Exercise objective:
Check each line of the listing below for the string "text", and copy the ones that have it.

※ ※ ※

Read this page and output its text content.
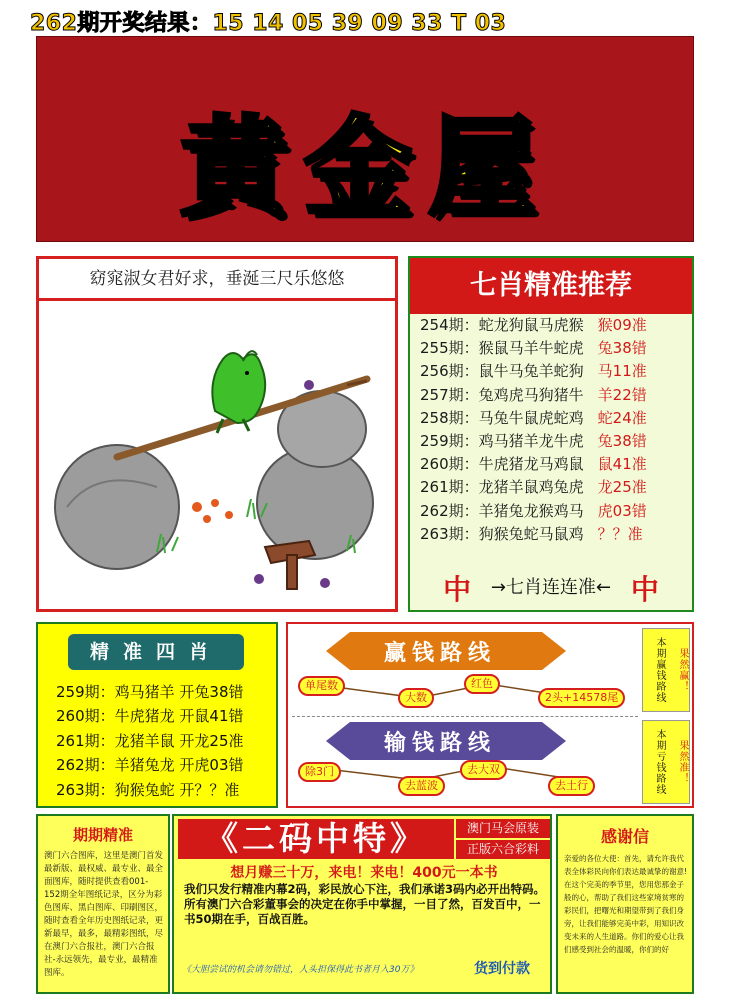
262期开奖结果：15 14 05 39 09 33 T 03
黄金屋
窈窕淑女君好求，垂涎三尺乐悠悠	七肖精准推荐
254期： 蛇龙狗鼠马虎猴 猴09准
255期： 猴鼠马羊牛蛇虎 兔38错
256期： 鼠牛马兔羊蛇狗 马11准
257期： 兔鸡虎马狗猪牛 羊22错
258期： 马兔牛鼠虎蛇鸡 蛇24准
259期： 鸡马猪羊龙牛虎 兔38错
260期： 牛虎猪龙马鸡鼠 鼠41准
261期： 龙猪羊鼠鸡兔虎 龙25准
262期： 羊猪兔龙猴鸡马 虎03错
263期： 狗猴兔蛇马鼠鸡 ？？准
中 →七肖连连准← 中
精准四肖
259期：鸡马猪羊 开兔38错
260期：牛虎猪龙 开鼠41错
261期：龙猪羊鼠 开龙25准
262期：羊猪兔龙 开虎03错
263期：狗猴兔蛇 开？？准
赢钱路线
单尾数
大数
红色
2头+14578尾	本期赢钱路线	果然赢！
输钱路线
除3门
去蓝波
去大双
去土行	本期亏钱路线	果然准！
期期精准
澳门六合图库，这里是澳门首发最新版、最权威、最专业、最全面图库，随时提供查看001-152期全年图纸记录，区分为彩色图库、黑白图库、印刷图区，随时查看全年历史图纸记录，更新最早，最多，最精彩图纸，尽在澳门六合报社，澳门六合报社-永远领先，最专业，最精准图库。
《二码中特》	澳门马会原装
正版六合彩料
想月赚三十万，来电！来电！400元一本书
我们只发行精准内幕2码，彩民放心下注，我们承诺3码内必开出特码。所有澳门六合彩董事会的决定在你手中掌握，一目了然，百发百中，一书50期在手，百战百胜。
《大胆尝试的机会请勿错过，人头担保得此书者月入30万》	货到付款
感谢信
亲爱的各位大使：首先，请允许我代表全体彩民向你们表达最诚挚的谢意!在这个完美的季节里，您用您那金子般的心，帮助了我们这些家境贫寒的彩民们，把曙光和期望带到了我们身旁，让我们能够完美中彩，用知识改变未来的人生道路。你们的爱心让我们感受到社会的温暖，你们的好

※ ※ ※

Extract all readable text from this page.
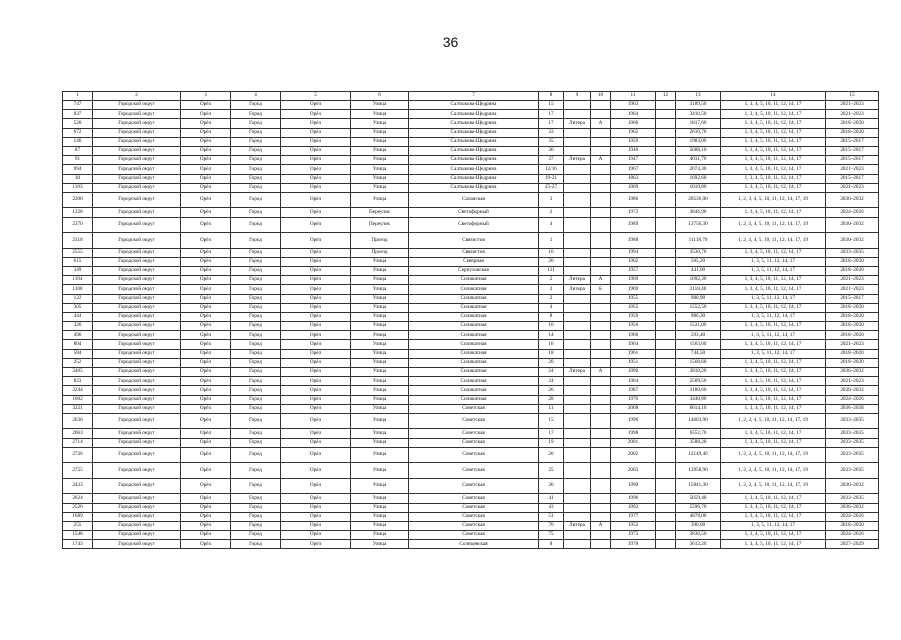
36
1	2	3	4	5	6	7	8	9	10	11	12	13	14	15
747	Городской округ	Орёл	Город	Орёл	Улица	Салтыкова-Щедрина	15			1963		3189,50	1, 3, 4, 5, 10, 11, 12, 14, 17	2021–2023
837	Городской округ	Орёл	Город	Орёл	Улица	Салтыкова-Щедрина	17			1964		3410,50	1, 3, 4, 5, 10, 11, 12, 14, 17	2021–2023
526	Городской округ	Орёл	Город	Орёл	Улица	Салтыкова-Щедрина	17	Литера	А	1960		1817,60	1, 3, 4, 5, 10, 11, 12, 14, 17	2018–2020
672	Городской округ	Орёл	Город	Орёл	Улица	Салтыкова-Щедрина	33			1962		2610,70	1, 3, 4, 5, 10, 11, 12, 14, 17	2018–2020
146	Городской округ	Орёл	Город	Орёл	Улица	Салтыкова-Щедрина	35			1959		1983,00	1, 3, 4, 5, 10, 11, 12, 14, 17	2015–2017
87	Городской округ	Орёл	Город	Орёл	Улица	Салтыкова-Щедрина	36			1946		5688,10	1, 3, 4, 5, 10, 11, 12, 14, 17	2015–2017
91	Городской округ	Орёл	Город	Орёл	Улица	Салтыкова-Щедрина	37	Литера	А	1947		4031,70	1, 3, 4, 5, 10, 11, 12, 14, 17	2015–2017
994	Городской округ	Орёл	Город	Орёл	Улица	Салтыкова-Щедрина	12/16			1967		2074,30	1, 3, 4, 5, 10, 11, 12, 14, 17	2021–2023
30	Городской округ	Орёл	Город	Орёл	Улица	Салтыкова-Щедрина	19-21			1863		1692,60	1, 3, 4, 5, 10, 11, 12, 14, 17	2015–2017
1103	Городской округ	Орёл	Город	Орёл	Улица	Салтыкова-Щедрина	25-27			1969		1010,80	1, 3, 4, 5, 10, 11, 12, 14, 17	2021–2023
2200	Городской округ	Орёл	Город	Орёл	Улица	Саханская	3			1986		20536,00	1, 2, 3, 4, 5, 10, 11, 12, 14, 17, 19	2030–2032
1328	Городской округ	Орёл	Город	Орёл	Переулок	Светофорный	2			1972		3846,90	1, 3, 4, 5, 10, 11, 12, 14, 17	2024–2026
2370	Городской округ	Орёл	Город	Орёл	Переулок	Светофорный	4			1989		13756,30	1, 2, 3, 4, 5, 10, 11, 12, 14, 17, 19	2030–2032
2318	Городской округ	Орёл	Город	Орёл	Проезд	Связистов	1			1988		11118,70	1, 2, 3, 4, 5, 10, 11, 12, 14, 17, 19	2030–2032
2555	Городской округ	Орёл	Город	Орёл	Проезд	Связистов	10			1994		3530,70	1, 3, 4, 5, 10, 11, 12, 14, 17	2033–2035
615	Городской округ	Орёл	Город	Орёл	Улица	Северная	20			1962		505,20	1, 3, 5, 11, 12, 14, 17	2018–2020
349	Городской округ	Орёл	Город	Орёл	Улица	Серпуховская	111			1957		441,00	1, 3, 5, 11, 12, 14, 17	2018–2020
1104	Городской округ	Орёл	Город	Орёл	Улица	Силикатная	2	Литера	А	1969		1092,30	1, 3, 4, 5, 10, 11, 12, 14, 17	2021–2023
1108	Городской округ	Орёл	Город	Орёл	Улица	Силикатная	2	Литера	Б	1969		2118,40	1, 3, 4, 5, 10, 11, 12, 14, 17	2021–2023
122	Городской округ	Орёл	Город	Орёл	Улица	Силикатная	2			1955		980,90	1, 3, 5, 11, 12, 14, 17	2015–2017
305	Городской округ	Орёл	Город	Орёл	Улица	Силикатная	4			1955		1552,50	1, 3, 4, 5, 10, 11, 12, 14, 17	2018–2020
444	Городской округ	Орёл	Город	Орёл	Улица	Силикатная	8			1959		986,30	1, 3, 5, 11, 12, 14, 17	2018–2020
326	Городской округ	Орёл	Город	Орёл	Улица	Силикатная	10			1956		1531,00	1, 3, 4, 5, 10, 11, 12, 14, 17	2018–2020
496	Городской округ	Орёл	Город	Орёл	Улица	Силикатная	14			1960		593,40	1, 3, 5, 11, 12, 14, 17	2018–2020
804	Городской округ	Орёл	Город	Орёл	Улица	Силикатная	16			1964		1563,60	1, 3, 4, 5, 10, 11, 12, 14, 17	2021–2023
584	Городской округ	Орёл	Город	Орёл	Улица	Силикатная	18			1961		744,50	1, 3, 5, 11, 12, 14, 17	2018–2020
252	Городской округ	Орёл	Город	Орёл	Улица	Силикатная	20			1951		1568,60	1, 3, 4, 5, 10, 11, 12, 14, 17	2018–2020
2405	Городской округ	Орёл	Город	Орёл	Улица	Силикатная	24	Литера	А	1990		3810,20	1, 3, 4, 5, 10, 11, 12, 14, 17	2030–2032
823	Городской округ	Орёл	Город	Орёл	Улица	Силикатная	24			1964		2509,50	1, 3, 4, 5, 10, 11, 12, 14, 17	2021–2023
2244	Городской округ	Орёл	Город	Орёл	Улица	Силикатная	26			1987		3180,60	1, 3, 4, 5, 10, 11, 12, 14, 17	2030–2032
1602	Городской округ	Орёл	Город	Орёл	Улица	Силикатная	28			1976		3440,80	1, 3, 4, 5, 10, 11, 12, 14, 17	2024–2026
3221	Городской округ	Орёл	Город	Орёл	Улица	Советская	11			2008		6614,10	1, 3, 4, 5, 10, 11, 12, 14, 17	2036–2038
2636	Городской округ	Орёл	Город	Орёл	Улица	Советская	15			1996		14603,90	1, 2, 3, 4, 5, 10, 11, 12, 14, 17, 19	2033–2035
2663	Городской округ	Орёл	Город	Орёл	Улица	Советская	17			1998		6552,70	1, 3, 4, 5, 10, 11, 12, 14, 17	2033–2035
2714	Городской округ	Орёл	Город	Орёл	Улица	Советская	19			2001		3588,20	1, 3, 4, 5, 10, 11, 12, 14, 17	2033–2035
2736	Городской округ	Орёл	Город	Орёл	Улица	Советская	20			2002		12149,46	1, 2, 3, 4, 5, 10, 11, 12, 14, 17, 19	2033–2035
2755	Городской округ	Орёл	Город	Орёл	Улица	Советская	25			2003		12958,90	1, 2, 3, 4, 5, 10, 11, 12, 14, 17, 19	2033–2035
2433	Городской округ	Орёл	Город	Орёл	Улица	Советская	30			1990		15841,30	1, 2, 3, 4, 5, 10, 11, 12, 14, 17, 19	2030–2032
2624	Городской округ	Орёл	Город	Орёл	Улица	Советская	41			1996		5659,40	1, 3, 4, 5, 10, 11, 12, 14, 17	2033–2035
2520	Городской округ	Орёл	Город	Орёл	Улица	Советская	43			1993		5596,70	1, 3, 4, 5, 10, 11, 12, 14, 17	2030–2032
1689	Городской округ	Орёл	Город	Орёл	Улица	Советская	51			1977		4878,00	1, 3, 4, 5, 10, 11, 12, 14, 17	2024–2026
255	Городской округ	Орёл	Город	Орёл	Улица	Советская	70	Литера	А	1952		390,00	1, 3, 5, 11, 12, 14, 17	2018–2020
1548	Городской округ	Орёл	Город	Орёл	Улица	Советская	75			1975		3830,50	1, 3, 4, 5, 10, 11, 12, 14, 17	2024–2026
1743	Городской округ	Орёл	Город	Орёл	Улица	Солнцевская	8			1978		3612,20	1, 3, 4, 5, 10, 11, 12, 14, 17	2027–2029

※ ※ ※

Worked answer:
Read this page and output its text content.
Extract all readable text from this page.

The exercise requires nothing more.